=== Provided text ===

Glyptothorax exodon
- Conservation status: Vulnerable (IUCN 3.1)

Scientific classification
- Kingdom: Animalia
- Phylum: Chordata
- Class: Actinopterygii
- Order: Siluriformes
- Family: Sisoridae
- Genus: Glyptothorax
- Species: G. exodon
- Binomial name: Glyptothorax exodon H. H. Ng & Rachmatika, 2005

= Glyptothorax exodon =

- Authority: H. H. Ng & Rachmatika, 2005
- Conservation status: VU

Species of fish

Glyptothorax exodon is a species of sisorid catfish.

Location: They typically inhabit fast flowing hillstreams or faster-flowing stretches of larger rivers. It is only found in the drainage basin of the Kapuas River, Borneo.

Identification:

This species can be readily distinguished from most other Glyptothorax species of the region by its slender body. The only possible confusion is with Glyptothorax platypogonides (as which this species was originally misidentified) and Glyptothorax siamensis but G. exodon can be identified by its relatively large eye, uniformly mottled colour without distinct pale stripes and a large area of premaxillary teeth visible when the mouth is closed.
This species of catfish possesses suction cups under its belly to allow itself to stick to smooth surfaces on the river bed, thus, allowing it to resist the fierce currents of the Kapuas River system. This species grows to a length of 6.3 cm SL.

=== Data under study ===

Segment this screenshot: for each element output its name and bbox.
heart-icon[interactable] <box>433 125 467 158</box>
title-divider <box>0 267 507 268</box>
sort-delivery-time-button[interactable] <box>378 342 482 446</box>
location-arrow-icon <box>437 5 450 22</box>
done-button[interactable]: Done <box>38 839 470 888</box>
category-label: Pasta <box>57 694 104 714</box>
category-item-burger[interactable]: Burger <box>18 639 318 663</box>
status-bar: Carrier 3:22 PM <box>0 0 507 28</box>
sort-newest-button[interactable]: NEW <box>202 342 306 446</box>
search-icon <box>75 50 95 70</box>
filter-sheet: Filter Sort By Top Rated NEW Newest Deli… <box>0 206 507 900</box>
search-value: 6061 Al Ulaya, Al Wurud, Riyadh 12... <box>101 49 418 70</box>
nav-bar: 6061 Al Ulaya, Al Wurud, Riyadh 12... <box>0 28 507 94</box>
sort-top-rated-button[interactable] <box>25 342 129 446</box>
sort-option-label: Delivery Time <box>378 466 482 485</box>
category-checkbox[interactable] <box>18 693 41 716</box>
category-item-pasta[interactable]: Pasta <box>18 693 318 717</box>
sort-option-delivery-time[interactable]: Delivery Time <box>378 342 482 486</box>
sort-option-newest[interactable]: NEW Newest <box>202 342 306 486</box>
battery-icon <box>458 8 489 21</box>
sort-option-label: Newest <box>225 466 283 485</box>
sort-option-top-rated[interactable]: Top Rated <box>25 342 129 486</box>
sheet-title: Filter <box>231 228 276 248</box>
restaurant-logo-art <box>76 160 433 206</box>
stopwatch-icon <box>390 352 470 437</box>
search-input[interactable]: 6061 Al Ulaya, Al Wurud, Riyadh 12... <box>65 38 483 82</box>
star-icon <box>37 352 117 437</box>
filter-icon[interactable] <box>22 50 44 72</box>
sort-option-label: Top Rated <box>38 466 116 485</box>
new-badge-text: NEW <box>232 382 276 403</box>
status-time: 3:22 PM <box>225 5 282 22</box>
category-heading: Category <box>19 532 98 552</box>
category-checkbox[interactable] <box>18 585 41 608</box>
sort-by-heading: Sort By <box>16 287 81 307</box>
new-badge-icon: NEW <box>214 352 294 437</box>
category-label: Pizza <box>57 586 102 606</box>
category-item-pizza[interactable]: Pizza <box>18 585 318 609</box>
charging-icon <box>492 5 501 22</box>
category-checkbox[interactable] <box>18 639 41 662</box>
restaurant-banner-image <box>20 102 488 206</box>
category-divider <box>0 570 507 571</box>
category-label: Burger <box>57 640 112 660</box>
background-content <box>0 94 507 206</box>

===

▸ **What the task asks**: In the provided text, what allows this catfish to stick to smooth surfaces on the river bed?

▸ **Task response**: Suction cups under its belly.